YOUR OBJECTIVE - What follows is a listing; give it again exactly, in its entirety.

EXERCISE MATERIAL -
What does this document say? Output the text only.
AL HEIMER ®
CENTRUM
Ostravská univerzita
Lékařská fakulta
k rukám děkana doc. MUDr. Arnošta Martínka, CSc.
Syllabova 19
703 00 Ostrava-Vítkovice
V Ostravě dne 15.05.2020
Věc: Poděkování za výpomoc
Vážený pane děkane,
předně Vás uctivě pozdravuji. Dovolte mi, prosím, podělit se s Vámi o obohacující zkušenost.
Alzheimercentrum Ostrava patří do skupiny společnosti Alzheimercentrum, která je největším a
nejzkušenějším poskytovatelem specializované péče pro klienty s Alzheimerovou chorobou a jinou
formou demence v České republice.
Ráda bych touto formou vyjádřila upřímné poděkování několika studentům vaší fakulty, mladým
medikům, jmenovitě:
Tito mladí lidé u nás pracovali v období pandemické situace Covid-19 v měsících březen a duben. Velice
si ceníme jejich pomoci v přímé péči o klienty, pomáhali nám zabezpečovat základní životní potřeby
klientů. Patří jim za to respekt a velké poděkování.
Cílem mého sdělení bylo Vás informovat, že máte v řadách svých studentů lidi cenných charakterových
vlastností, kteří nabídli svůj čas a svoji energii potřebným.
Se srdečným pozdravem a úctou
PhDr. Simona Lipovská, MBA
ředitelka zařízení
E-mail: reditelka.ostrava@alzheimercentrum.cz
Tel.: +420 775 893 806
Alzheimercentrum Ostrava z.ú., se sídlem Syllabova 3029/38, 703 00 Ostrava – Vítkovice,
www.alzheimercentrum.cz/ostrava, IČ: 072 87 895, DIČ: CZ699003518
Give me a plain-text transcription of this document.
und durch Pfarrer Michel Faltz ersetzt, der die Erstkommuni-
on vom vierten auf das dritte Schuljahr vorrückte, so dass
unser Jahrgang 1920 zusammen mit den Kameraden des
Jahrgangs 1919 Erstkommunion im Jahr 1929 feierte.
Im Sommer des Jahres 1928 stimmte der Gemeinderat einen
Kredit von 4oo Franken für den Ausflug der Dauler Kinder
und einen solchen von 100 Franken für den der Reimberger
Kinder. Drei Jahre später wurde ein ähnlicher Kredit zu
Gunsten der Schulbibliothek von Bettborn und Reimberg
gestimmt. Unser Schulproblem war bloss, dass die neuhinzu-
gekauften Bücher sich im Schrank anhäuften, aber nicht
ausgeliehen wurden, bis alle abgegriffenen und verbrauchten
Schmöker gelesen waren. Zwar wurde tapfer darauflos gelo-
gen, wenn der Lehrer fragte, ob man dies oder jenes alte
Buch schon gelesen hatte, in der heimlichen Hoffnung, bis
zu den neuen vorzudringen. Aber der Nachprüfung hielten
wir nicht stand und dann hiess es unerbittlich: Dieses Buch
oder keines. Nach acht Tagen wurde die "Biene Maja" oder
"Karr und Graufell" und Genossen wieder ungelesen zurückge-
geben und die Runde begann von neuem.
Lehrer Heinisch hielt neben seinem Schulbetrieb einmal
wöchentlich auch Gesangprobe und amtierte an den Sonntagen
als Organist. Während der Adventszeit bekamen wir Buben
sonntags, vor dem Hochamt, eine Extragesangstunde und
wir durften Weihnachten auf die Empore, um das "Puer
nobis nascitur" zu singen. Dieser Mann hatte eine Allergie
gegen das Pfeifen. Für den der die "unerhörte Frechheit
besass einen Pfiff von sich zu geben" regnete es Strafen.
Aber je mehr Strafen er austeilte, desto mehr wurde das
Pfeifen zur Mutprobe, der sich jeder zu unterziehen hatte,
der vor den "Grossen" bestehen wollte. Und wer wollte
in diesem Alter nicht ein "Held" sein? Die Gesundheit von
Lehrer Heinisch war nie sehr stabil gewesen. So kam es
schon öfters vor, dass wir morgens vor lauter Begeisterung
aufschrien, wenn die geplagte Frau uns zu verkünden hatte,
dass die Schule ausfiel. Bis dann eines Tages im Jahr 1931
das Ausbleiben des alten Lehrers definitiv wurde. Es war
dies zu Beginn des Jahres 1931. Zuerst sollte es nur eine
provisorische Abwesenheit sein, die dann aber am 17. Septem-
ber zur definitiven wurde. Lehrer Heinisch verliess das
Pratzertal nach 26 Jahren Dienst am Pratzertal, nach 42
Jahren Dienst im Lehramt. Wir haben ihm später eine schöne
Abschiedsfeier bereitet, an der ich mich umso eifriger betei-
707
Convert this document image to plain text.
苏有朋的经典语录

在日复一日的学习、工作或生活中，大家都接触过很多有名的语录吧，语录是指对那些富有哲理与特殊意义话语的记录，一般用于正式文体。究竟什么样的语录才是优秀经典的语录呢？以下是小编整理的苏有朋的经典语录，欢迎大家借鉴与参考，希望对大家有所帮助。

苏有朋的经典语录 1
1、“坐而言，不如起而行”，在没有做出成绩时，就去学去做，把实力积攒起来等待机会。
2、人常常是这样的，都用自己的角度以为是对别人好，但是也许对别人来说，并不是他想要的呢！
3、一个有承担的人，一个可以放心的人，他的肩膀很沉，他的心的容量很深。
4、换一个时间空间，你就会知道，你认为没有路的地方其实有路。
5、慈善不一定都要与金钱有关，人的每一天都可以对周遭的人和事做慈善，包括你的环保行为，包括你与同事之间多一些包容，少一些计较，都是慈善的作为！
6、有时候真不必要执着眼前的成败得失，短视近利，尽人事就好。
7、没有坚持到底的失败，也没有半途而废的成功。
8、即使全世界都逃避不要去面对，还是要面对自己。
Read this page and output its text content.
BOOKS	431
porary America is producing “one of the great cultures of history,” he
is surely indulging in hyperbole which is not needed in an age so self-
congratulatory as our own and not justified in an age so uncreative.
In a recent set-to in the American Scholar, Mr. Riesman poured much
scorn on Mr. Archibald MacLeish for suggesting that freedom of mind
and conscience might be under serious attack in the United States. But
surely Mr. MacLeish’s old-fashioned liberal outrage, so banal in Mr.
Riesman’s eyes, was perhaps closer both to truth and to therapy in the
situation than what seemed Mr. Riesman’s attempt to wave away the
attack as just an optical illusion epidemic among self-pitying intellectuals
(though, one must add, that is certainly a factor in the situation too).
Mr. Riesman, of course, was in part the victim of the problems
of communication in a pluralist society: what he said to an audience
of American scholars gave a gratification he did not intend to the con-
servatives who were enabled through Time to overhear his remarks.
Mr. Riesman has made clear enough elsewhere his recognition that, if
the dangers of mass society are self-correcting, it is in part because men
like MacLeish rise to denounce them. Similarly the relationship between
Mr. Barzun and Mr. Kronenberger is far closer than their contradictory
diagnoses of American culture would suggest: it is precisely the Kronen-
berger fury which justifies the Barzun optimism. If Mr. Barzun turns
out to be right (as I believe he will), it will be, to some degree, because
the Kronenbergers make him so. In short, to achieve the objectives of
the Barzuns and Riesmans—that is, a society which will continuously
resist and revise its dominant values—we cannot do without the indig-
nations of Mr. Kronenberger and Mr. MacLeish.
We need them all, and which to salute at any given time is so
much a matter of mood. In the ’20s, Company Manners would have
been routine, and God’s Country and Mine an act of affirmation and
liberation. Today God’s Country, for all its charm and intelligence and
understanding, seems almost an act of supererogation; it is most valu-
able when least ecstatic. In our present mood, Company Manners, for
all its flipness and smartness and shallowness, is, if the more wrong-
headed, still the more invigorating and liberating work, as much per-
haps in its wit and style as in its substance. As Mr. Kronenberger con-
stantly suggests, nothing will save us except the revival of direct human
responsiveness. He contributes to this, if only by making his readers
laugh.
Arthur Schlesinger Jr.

FINAL RESULT -
What does this document say? Output the text only.
AL HEIMER ®
CENTRUM
Ostravská univerzita
Lékařská fakulta
k rukám děkana doc. MUDr. Arnošta Martínka, CSc.
Syllabova 19
703 00 Ostrava-Vítkovice
V Ostravě dne 15.05.2020
Věc: Poděkování za výpomoc
Vážený pane děkane,
předně Vás uctivě pozdravuji. Dovolte mi, prosím, podělit se s Vámi o obohacující zkušenost.
Alzheimercentrum Ostrava patří do skupiny společnosti Alzheimercentrum, která je největším a
nejzkušenějším poskytovatelem specializované péče pro klienty s Alzheimerovou chorobou a jinou
formou demence v České republice.
Ráda bych touto formou vyjádřila upřímné poděkování několika studentům vaší fakulty, mladým
medikům, jmenovitě:
Tito mladí lidé u nás pracovali v období pandemické situace Covid-19 v měsících březen a duben. Velice
si ceníme jejich pomoci v přímé péči o klienty, pomáhali nám zabezpečovat základní životní potřeby
klientů. Patří jim za to respekt a velké poděkování.
Cílem mého sdělení bylo Vás informovat, že máte v řadách svých studentů lidi cenných charakterových
vlastností, kteří nabídli svůj čas a svoji energii potřebným.
Se srdečným pozdravem a úctou
PhDr. Simona Lipovská, MBA
ředitelka zařízení
E-mail: reditelka.ostrava@alzheimercentrum.cz
Tel.: +420 775 893 806
Alzheimercentrum Ostrava z.ú., se sídlem Syllabova 3029/38, 703 00 Ostrava – Vítkovice,
www.alzheimercentrum.cz/ostrava, IČ: 072 87 895, DIČ: CZ699003518
Give me a plain-text transcription of this document.
und durch Pfarrer Michel Faltz ersetzt, der die Erstkommuni-
on vom vierten auf das dritte Schuljahr vorrückte, so dass
unser Jahrgang 1920 zusammen mit den Kameraden des
Jahrgangs 1919 Erstkommunion im Jahr 1929 feierte.
Im Sommer des Jahres 1928 stimmte der Gemeinderat einen
Kredit von 4oo Franken für den Ausflug der Dauler Kinder
und einen solchen von 100 Franken für den der Reimberger
Kinder. Drei Jahre später wurde ein ähnlicher Kredit zu
Gunsten der Schulbibliothek von Bettborn und Reimberg
gestimmt. Unser Schulproblem war bloss, dass die neuhinzu-
gekauften Bücher sich im Schrank anhäuften, aber nicht
ausgeliehen wurden, bis alle abgegriffenen und verbrauchten
Schmöker gelesen waren. Zwar wurde tapfer darauflos gelo-
gen, wenn der Lehrer fragte, ob man dies oder jenes alte
Buch schon gelesen hatte, in der heimlichen Hoffnung, bis
zu den neuen vorzudringen. Aber der Nachprüfung hielten
wir nicht stand und dann hiess es unerbittlich: Dieses Buch
oder keines. Nach acht Tagen wurde die "Biene Maja" oder
"Karr und Graufell" und Genossen wieder ungelesen zurückge-
geben und die Runde begann von neuem.
Lehrer Heinisch hielt neben seinem Schulbetrieb einmal
wöchentlich auch Gesangprobe und amtierte an den Sonntagen
als Organist. Während der Adventszeit bekamen wir Buben
sonntags, vor dem Hochamt, eine Extragesangstunde und
wir durften Weihnachten auf die Empore, um das "Puer
nobis nascitur" zu singen. Dieser Mann hatte eine Allergie
gegen das Pfeifen. Für den der die "unerhörte Frechheit
besass einen Pfiff von sich zu geben" regnete es Strafen.
Aber je mehr Strafen er austeilte, desto mehr wurde das
Pfeifen zur Mutprobe, der sich jeder zu unterziehen hatte,
der vor den "Grossen" bestehen wollte. Und wer wollte
in diesem Alter nicht ein "Held" sein? Die Gesundheit von
Lehrer Heinisch war nie sehr stabil gewesen. So kam es
schon öfters vor, dass wir morgens vor lauter Begeisterung
aufschrien, wenn die geplagte Frau uns zu verkünden hatte,
dass die Schule ausfiel. Bis dann eines Tages im Jahr 1931
das Ausbleiben des alten Lehrers definitiv wurde. Es war
dies zu Beginn des Jahres 1931. Zuerst sollte es nur eine
provisorische Abwesenheit sein, die dann aber am 17. Septem-
ber zur definitiven wurde. Lehrer Heinisch verliess das
Pratzertal nach 26 Jahren Dienst am Pratzertal, nach 42
Jahren Dienst im Lehramt. Wir haben ihm später eine schöne
Abschiedsfeier bereitet, an der ich mich umso eifriger betei-
707
Convert this document image to plain text.
苏有朋的经典语录

在日复一日的学习、工作或生活中，大家都接触过很多有名的语录吧，语录是指对那些富有哲理与特殊意义话语的记录，一般用于正式文体。究竟什么样的语录才是优秀经典的语录呢？以下是小编整理的苏有朋的经典语录，欢迎大家借鉴与参考，希望对大家有所帮助。

苏有朋的经典语录 1
1、“坐而言，不如起而行”，在没有做出成绩时，就去学去做，把实力积攒起来等待机会。
2、人常常是这样的，都用自己的角度以为是对别人好，但是也许对别人来说，并不是他想要的呢！
3、一个有承担的人，一个可以放心的人，他的肩膀很沉，他的心的容量很深。
4、换一个时间空间，你就会知道，你认为没有路的地方其实有路。
5、慈善不一定都要与金钱有关，人的每一天都可以对周遭的人和事做慈善，包括你的环保行为，包括你与同事之间多一些包容，少一些计较，都是慈善的作为！
6、有时候真不必要执着眼前的成败得失，短视近利，尽人事就好。
7、没有坚持到底的失败，也没有半途而废的成功。
8、即使全世界都逃避不要去面对，还是要面对自己。
Read this page and output its text content.
BOOKS	431
porary America is producing “one of the great cultures of history,” he
is surely indulging in hyperbole which is not needed in an age so self-
congratulatory as our own and not justified in an age so uncreative.
In a recent set-to in the American Scholar, Mr. Riesman poured much
scorn on Mr. Archibald MacLeish for suggesting that freedom of mind
and conscience might be under serious attack in the United States. But
surely Mr. MacLeish’s old-fashioned liberal outrage, so banal in Mr.
Riesman’s eyes, was perhaps closer both to truth and to therapy in the
situation than what seemed Mr. Riesman’s attempt to wave away the
attack as just an optical illusion epidemic among self-pitying intellectuals
(though, one must add, that is certainly a factor in the situation too).
Mr. Riesman, of course, was in part the victim of the problems
of communication in a pluralist society: what he said to an audience
of American scholars gave a gratification he did not intend to the con-
servatives who were enabled through Time to overhear his remarks.
Mr. Riesman has made clear enough elsewhere his recognition that, if
the dangers of mass society are self-correcting, it is in part because men
like MacLeish rise to denounce them. Similarly the relationship between
Mr. Barzun and Mr. Kronenberger is far closer than their contradictory
diagnoses of American culture would suggest: it is precisely the Kronen-
berger fury which justifies the Barzun optimism. If Mr. Barzun turns
out to be right (as I believe he will), it will be, to some degree, because
the Kronenbergers make him so. In short, to achieve the objectives of
the Barzuns and Riesmans—that is, a society which will continuously
resist and revise its dominant values—we cannot do without the indig-
nations of Mr. Kronenberger and Mr. MacLeish.
We need them all, and which to salute at any given time is so
much a matter of mood. In the ’20s, Company Manners would have
been routine, and God’s Country and Mine an act of affirmation and
liberation. Today God’s Country, for all its charm and intelligence and
understanding, seems almost an act of supererogation; it is most valu-
able when least ecstatic. In our present mood, Company Manners, for
all its flipness and smartness and shallowness, is, if the more wrong-
headed, still the more invigorating and liberating work, as much per-
haps in its wit and style as in its substance. As Mr. Kronenberger con-
stantly suggests, nothing will save us except the revival of direct human
responsiveness. He contributes to this, if only by making his readers
laugh.
Arthur Schlesinger Jr.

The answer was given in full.